GOAL = Select every line holding the word "Monitor" and copy it.

DATA FOR THIS EXERCISE =
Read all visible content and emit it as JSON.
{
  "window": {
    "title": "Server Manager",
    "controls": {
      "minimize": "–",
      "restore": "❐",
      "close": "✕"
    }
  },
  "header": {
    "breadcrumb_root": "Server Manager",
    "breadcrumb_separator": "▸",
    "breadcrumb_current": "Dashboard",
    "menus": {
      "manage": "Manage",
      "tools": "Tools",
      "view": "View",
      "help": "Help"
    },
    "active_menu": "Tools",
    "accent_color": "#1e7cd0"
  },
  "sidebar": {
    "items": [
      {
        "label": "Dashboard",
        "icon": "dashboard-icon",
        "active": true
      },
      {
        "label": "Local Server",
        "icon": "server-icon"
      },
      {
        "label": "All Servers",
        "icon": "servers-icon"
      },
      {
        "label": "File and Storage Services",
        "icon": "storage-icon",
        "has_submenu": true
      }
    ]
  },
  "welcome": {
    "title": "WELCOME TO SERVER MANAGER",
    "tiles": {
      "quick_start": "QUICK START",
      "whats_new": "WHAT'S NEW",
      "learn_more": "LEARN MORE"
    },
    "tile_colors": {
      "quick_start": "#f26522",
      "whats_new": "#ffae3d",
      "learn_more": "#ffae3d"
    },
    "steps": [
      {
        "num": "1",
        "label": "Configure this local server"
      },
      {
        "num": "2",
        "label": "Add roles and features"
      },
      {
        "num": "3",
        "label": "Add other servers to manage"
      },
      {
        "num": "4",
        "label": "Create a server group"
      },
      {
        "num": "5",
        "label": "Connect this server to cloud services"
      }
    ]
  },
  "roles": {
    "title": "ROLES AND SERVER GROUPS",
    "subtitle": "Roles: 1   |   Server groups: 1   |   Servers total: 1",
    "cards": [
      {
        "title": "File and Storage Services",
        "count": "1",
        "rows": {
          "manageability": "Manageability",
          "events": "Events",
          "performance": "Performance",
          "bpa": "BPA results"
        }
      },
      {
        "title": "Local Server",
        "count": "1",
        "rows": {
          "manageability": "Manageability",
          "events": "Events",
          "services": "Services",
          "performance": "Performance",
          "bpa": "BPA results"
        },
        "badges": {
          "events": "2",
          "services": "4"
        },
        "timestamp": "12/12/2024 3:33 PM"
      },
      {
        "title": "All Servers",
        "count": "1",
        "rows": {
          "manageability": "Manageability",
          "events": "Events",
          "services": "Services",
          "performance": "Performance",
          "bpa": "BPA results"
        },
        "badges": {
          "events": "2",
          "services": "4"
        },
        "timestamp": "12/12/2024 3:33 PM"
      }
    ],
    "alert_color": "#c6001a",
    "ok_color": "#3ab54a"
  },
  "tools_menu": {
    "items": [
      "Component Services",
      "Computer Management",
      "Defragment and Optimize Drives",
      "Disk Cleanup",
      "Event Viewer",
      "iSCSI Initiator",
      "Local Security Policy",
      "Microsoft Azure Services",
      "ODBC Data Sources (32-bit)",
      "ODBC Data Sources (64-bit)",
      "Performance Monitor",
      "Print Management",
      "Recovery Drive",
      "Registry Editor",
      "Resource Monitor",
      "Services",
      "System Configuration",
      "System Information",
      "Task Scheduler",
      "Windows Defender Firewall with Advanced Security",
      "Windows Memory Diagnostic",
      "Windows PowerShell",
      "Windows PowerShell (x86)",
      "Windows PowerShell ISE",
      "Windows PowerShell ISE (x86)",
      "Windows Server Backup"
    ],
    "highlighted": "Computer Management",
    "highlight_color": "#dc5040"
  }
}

RESULT =
      "Performance Monitor",
      "Resource Monitor",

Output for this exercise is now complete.